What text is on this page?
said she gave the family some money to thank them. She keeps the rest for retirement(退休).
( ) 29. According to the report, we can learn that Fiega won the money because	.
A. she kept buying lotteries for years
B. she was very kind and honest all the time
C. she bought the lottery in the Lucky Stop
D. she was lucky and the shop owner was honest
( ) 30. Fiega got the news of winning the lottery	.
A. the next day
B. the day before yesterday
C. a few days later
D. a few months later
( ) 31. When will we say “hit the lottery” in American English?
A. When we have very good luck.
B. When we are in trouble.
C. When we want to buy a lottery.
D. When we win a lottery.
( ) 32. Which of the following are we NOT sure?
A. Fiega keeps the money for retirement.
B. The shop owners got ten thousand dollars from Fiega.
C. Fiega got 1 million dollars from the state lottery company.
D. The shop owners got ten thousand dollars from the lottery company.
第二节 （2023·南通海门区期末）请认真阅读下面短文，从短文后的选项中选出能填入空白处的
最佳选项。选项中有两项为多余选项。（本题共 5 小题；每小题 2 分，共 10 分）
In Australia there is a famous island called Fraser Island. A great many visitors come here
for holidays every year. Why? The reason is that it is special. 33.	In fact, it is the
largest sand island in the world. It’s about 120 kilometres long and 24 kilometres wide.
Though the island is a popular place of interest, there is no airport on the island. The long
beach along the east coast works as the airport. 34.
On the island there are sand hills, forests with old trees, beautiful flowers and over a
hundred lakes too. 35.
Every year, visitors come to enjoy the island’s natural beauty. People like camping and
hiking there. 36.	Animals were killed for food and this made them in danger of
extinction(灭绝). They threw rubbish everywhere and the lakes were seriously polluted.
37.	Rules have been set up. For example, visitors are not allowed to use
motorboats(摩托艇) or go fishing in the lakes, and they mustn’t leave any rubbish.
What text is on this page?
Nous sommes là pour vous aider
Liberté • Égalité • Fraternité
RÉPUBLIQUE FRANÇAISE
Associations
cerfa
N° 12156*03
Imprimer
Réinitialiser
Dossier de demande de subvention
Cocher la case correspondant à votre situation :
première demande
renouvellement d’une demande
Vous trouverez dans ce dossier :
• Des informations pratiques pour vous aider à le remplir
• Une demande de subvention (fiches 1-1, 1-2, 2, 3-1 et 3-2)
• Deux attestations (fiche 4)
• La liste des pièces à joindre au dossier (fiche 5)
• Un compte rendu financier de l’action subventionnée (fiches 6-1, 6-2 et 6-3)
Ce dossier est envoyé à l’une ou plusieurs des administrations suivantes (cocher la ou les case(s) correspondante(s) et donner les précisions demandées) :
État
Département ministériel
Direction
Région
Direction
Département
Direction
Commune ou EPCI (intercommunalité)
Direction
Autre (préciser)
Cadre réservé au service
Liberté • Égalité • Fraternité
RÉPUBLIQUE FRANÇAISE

§

Set exercise: For each line above that contains the word "Fiega", copy that line.

Correct output:
( ) 29. According to the report, we can learn that Fiega won the money because	.
( ) 30. Fiega got the news of winning the lottery	.
A. Fiega keeps the money for retirement.
B. The shop owners got ten thousand dollars from Fiega.
C. Fiega got 1 million dollars from the state lottery company.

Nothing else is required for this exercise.